Of the lines in this material, how many contain "title"? Answer with a single number only.

## Start Extracted records

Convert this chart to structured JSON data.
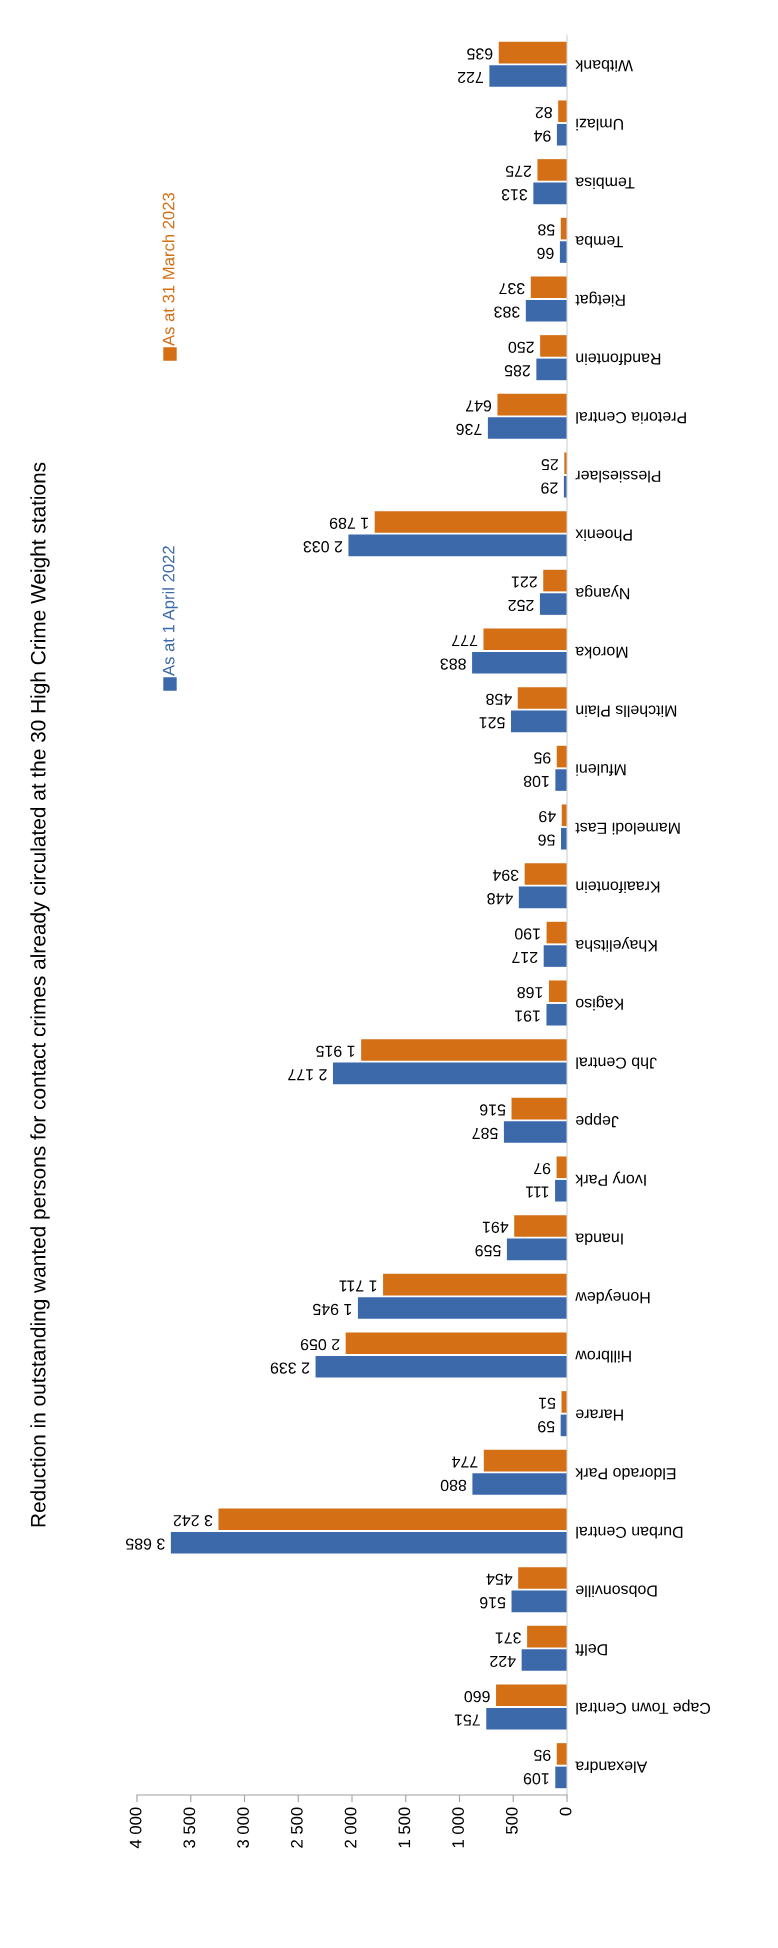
{
  "chart_data": {
    "type": "bar",
    "orientation": "horizontal",
    "title": "Reduction in outstanding wanted persons for contact crimes already circulated at the 30 High Crime Weight stations",
    "categories": [
      "Witbank",
      "Umlazi",
      "Tembisa",
      "Temba",
      "Rietgat",
      "Randfontein",
      "Pretoria Central",
      "Plessieslaer",
      "Phoenix",
      "Nyanga",
      "Moroka",
      "Mitchells Plain",
      "Mfuleni",
      "Mamelodi East",
      "Kraaifontein",
      "Khayelitsha",
      "Kagiso",
      "Jhb Central",
      "Jeppe",
      "Ivory Park",
      "Inanda",
      "Honeydew",
      "Hillbrow",
      "Harare",
      "Eldorado Park",
      "Durban Central",
      "Dobsonville",
      "Delft",
      "Cape Town Central",
      "Alexandra"
    ],
    "series": [
      {
        "name": "As at 1 April 2022",
        "color": "#3c69aa",
        "values": [
          722,
          94,
          313,
          66,
          383,
          285,
          736,
          29,
          2033,
          252,
          883,
          521,
          108,
          56,
          448,
          217,
          191,
          2177,
          587,
          111,
          559,
          1945,
          2339,
          59,
          880,
          3685,
          516,
          422,
          751,
          109
        ],
        "value_labels": [
          "722",
          "94",
          "313",
          "66",
          "383",
          "285",
          "736",
          "29",
          "2 033",
          "252",
          "883",
          "521",
          "108",
          "56",
          "448",
          "217",
          "191",
          "2 177",
          "587",
          "111",
          "559",
          "1 945",
          "2 339",
          "59",
          "880",
          "3 685",
          "516",
          "422",
          "751",
          "109"
        ]
      },
      {
        "name": "As at 31 March 2023",
        "color": "#d46f15",
        "values": [
          635,
          82,
          275,
          58,
          337,
          250,
          647,
          25,
          1789,
          221,
          777,
          458,
          95,
          49,
          394,
          190,
          168,
          1915,
          516,
          97,
          491,
          1711,
          2059,
          51,
          774,
          3242,
          454,
          371,
          660,
          95
        ],
        "value_labels": [
          "635",
          "82",
          "275",
          "58",
          "337",
          "250",
          "647",
          "25",
          "1 789",
          "221",
          "777",
          "458",
          "95",
          "49",
          "394",
          "190",
          "168",
          "1 915",
          "516",
          "97",
          "491",
          "1 711",
          "2 059",
          "51",
          "774",
          "3 242",
          "454",
          "371",
          "660",
          "95"
        ]
      }
    ],
    "xlim": [
      4000,
      0
    ],
    "xticks": [
      {
        "value": 4000,
        "label": "4 000"
      },
      {
        "value": 3500,
        "label": "3 500"
      },
      {
        "value": 3000,
        "label": "3 000"
      },
      {
        "value": 2500,
        "label": "2 500"
      },
      {
        "value": 2000,
        "label": "2 000"
      },
      {
        "value": 1500,
        "label": "1 500"
      },
      {
        "value": 1000,
        "label": "1 000"
      },
      {
        "value": 500,
        "label": "500"
      },
      {
        "value": 0,
        "label": "0"
      }
    ],
    "grid": false,
    "legend": "left"
  }
}
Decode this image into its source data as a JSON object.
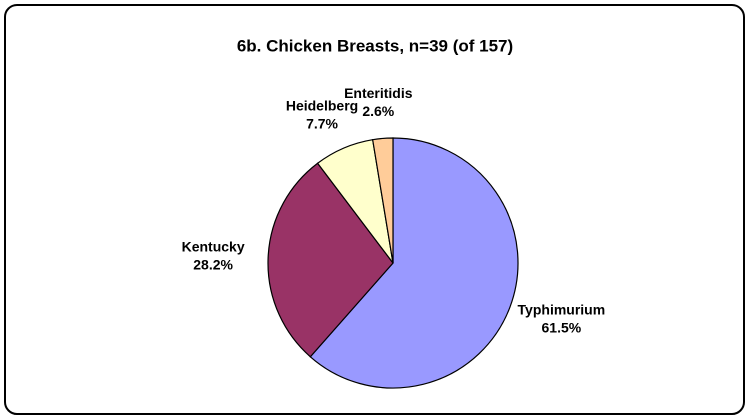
{
  "chart_data": {
    "type": "pie",
    "title": "6b. Chicken Breasts, n=39 (of 157)",
    "categories": [
      "Typhimurium",
      "Kentucky",
      "Heidelberg",
      "Enteritidis"
    ],
    "values": [
      61.5,
      28.2,
      7.7,
      2.6
    ],
    "value_labels": [
      "61.5%",
      "28.2%",
      "7.7%",
      "2.6%"
    ],
    "colors": [
      "#9999ff",
      "#993366",
      "#ffffcc",
      "#ffcc99"
    ]
  }
}
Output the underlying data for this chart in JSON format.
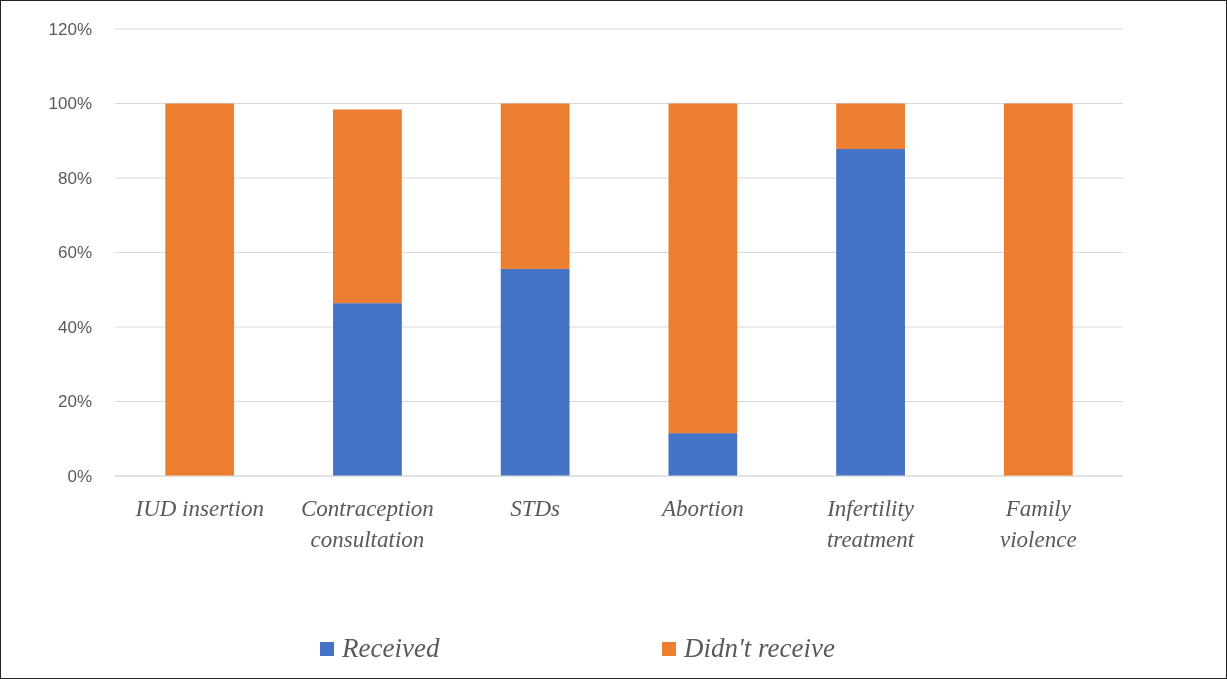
{
  "chart_data": {
    "type": "bar",
    "stacked": true,
    "categories": [
      "IUD insertion",
      "Contraception consultation",
      "STDs",
      "Abortion",
      "Infertility treatment",
      "Family violence"
    ],
    "series": [
      {
        "name": "Received",
        "color": "#4472c4",
        "values": [
          0,
          46.4,
          55.6,
          11.5,
          87.8,
          0
        ]
      },
      {
        "name": "Didn't receive",
        "color": "#ed7d31",
        "values": [
          100,
          52,
          44.4,
          88.5,
          12.2,
          100
        ]
      }
    ],
    "ylim": [
      0,
      120
    ],
    "yticks": [
      {
        "value": 0,
        "label": "0%"
      },
      {
        "value": 20,
        "label": "20%"
      },
      {
        "value": 40,
        "label": "40%"
      },
      {
        "value": 60,
        "label": "60%"
      },
      {
        "value": 80,
        "label": "80%"
      },
      {
        "value": 100,
        "label": "100%"
      },
      {
        "value": 120,
        "label": "120%"
      }
    ],
    "grid": "y",
    "legend": "bottom"
  }
}
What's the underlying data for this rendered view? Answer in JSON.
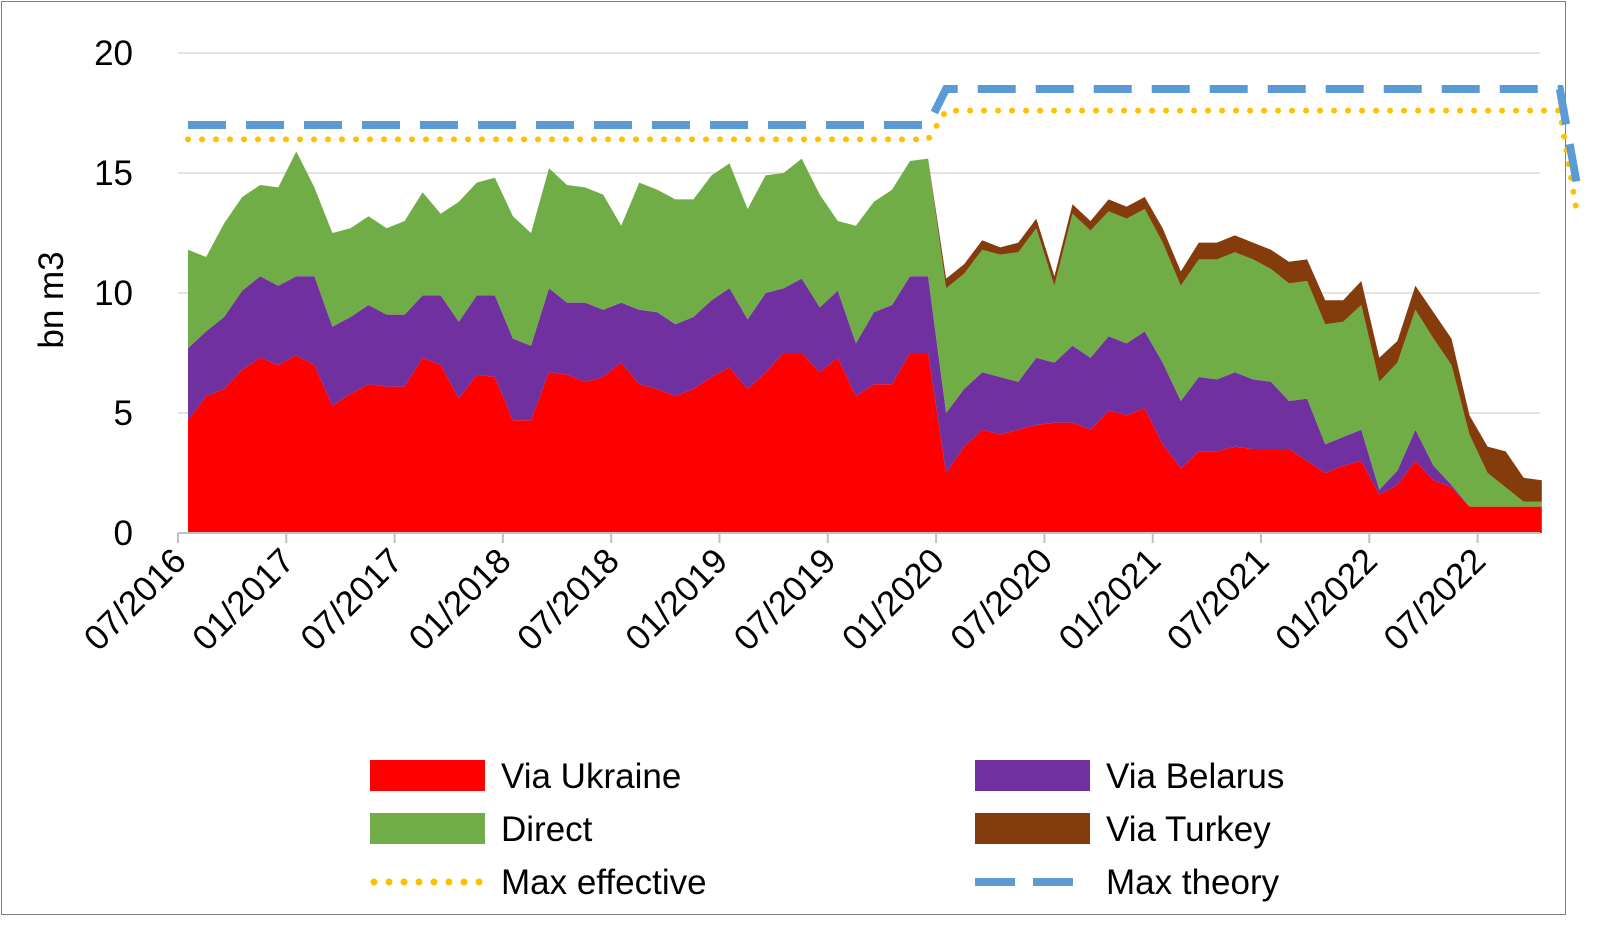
{
  "chart_data": {
    "type": "area",
    "ylabel": "bn m3",
    "ylim": [
      0,
      20
    ],
    "yticks": [
      "0",
      "5",
      "10",
      "15",
      "20"
    ],
    "xticks": [
      "07/2016",
      "01/2017",
      "07/2017",
      "01/2018",
      "07/2018",
      "01/2019",
      "07/2019",
      "01/2020",
      "07/2020",
      "01/2021",
      "07/2021",
      "01/2022",
      "07/2022"
    ],
    "grid": "horizontal",
    "legend_position": "bottom",
    "x_start": "07/2016",
    "x_months": 76,
    "series": [
      {
        "name": "Via Ukraine",
        "color": "#ff0000",
        "values": [
          4.7,
          5.7,
          6.0,
          6.8,
          7.3,
          7.0,
          7.4,
          7.0,
          5.3,
          5.8,
          6.2,
          6.1,
          6.1,
          7.3,
          7.0,
          5.6,
          6.6,
          6.5,
          4.7,
          4.7,
          6.7,
          6.6,
          6.3,
          6.5,
          7.1,
          6.2,
          6.0,
          5.7,
          6.0,
          6.5,
          6.9,
          6.0,
          6.7,
          7.5,
          7.5,
          6.7,
          7.3,
          5.7,
          6.2,
          6.2,
          7.5,
          7.5,
          2.5,
          3.6,
          4.3,
          4.1,
          4.3,
          4.5,
          4.6,
          4.6,
          4.3,
          5.1,
          4.9,
          5.2,
          3.7,
          2.7,
          3.4,
          3.4,
          3.6,
          3.5,
          3.5,
          3.5,
          3.0,
          2.5,
          2.8,
          3.0,
          1.6,
          2.0,
          3.0,
          2.2,
          1.9,
          1.1,
          1.1,
          1.1,
          1.1,
          1.1
        ]
      },
      {
        "name": "Via Belarus",
        "color": "#7030a0",
        "values": [
          3.0,
          2.7,
          3.0,
          3.3,
          3.4,
          3.3,
          3.3,
          3.7,
          3.3,
          3.2,
          3.3,
          3.0,
          3.0,
          2.6,
          2.9,
          3.2,
          3.3,
          3.4,
          3.4,
          3.1,
          3.5,
          3.0,
          3.3,
          2.8,
          2.5,
          3.1,
          3.2,
          3.0,
          3.0,
          3.2,
          3.3,
          2.9,
          3.3,
          2.7,
          3.1,
          2.7,
          2.8,
          2.2,
          3.0,
          3.3,
          3.2,
          3.2,
          2.5,
          2.4,
          2.4,
          2.4,
          2.0,
          2.8,
          2.5,
          3.2,
          3.0,
          3.1,
          3.0,
          3.2,
          3.4,
          2.8,
          3.1,
          3.0,
          3.1,
          2.9,
          2.8,
          2.0,
          2.6,
          1.2,
          1.2,
          1.3,
          0.2,
          0.6,
          1.3,
          0.6,
          0.1,
          0.0,
          0.0,
          0.0,
          0.0,
          0.0
        ]
      },
      {
        "name": "Direct",
        "color": "#70ad47",
        "values": [
          4.1,
          3.1,
          3.9,
          3.9,
          3.8,
          4.1,
          5.2,
          3.7,
          3.9,
          3.7,
          3.7,
          3.6,
          3.9,
          4.3,
          3.4,
          5.0,
          4.7,
          4.9,
          5.1,
          4.7,
          5.0,
          4.9,
          4.8,
          4.8,
          3.2,
          5.3,
          5.1,
          5.2,
          4.9,
          5.2,
          5.2,
          4.6,
          4.9,
          4.8,
          5.0,
          4.7,
          2.9,
          4.9,
          4.6,
          4.8,
          4.8,
          4.9,
          5.2,
          4.8,
          5.1,
          5.1,
          5.4,
          5.4,
          3.2,
          5.5,
          5.3,
          5.2,
          5.2,
          5.1,
          5.0,
          4.8,
          4.9,
          5.0,
          5.0,
          5.0,
          4.7,
          4.9,
          4.9,
          5.0,
          4.8,
          5.2,
          4.5,
          4.5,
          5.0,
          5.3,
          5.0,
          3.0,
          1.4,
          0.8,
          0.2,
          0.2
        ]
      },
      {
        "name": "Via Turkey",
        "color": "#843c0c",
        "values": [
          0,
          0,
          0,
          0,
          0,
          0,
          0,
          0,
          0,
          0,
          0,
          0,
          0,
          0,
          0,
          0,
          0,
          0,
          0,
          0,
          0,
          0,
          0,
          0,
          0,
          0,
          0,
          0,
          0,
          0,
          0,
          0,
          0,
          0,
          0,
          0,
          0,
          0,
          0,
          0,
          0,
          0,
          0.4,
          0.4,
          0.4,
          0.3,
          0.4,
          0.4,
          0.4,
          0.4,
          0.4,
          0.5,
          0.5,
          0.5,
          0.6,
          0.6,
          0.7,
          0.7,
          0.7,
          0.7,
          0.8,
          0.9,
          0.9,
          1.0,
          0.9,
          1.0,
          1.0,
          0.9,
          1.0,
          1.1,
          1.1,
          0.8,
          1.1,
          1.5,
          1.0,
          0.9
        ]
      }
    ],
    "capacity_lines": [
      {
        "name": "Max effective",
        "color": "#ffc000",
        "style": "dotted",
        "points": [
          [
            0,
            16.4
          ],
          [
            41,
            16.4
          ],
          [
            42,
            17.6
          ],
          [
            76,
            17.6
          ],
          [
            77,
            13.1
          ]
        ]
      },
      {
        "name": "Max theory",
        "color": "#5b9bd5",
        "style": "dashed",
        "points": [
          [
            0,
            17.0
          ],
          [
            41,
            17.0
          ],
          [
            42,
            18.5
          ],
          [
            76,
            18.5
          ],
          [
            77,
            14.3
          ]
        ]
      }
    ]
  },
  "legend": [
    {
      "label": "Via Ukraine",
      "kind": "swatch",
      "color": "#ff0000"
    },
    {
      "label": "Via Belarus",
      "kind": "swatch",
      "color": "#7030a0"
    },
    {
      "label": "Direct",
      "kind": "swatch",
      "color": "#70ad47"
    },
    {
      "label": "Via Turkey",
      "kind": "swatch",
      "color": "#843c0c"
    },
    {
      "label": "Max effective",
      "kind": "dotted",
      "color": "#ffc000"
    },
    {
      "label": "Max theory",
      "kind": "dashed",
      "color": "#5b9bd5"
    }
  ]
}
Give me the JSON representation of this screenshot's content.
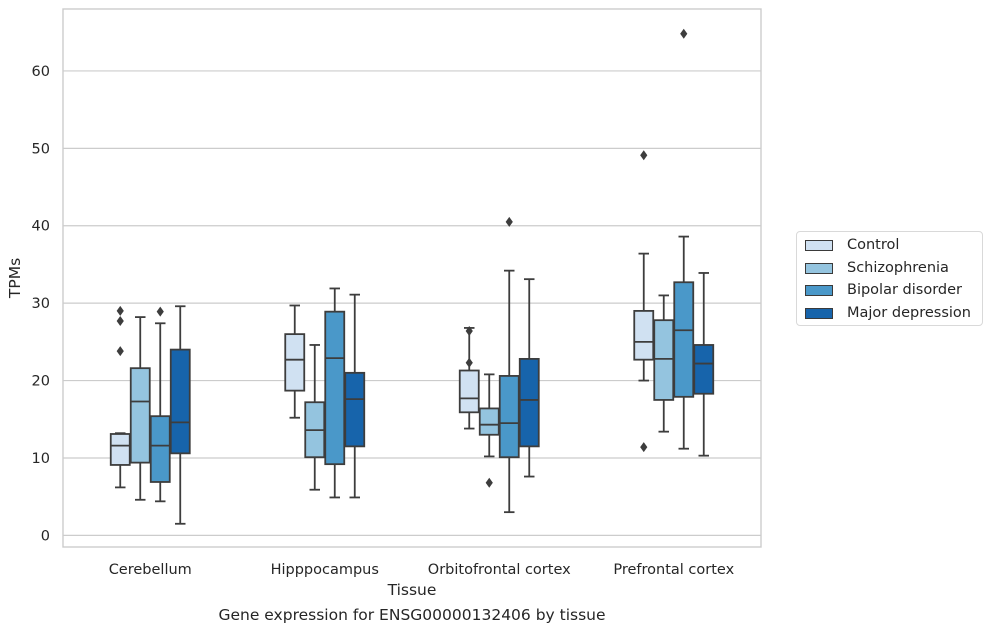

## End Extracted records

**Answer to the exercise:** 2